*SET EXERCISE:*
Identify each line containing the word "Need" and copy it.

***** DATASET *****

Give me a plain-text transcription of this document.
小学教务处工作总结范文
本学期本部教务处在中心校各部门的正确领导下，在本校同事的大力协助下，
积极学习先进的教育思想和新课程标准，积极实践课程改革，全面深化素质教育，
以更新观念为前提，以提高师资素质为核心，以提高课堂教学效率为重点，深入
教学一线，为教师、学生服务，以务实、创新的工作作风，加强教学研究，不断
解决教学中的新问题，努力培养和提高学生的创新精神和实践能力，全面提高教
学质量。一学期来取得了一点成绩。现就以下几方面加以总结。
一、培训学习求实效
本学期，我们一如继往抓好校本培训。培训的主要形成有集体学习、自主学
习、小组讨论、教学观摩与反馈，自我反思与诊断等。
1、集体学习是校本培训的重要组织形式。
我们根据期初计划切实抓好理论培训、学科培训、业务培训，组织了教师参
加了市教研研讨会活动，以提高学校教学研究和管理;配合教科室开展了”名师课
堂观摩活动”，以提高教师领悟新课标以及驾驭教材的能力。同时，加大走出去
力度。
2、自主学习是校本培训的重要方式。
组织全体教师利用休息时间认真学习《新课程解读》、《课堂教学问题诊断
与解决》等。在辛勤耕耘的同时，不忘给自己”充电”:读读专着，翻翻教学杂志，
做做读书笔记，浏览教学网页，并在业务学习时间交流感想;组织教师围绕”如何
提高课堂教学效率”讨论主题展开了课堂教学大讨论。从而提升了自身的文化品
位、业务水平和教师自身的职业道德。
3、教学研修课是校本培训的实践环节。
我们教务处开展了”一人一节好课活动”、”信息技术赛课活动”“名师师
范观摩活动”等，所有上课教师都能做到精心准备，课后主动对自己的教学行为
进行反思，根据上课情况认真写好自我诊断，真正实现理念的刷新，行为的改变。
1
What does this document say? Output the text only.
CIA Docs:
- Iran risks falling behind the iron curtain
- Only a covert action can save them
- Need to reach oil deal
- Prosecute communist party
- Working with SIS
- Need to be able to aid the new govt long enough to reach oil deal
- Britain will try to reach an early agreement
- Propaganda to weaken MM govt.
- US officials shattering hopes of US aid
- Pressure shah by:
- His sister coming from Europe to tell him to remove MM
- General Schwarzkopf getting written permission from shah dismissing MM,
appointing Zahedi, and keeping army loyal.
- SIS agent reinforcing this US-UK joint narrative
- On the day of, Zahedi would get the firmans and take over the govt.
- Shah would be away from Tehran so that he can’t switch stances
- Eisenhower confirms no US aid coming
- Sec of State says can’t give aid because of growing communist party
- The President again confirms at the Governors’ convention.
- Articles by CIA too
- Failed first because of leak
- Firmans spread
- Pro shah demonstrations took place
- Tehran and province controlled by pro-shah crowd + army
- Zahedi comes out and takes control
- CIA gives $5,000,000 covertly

*****

*FINISHED EXERCISE:*
- Need to reach oil deal
- Need to be able to aid the new govt long enough to reach oil deal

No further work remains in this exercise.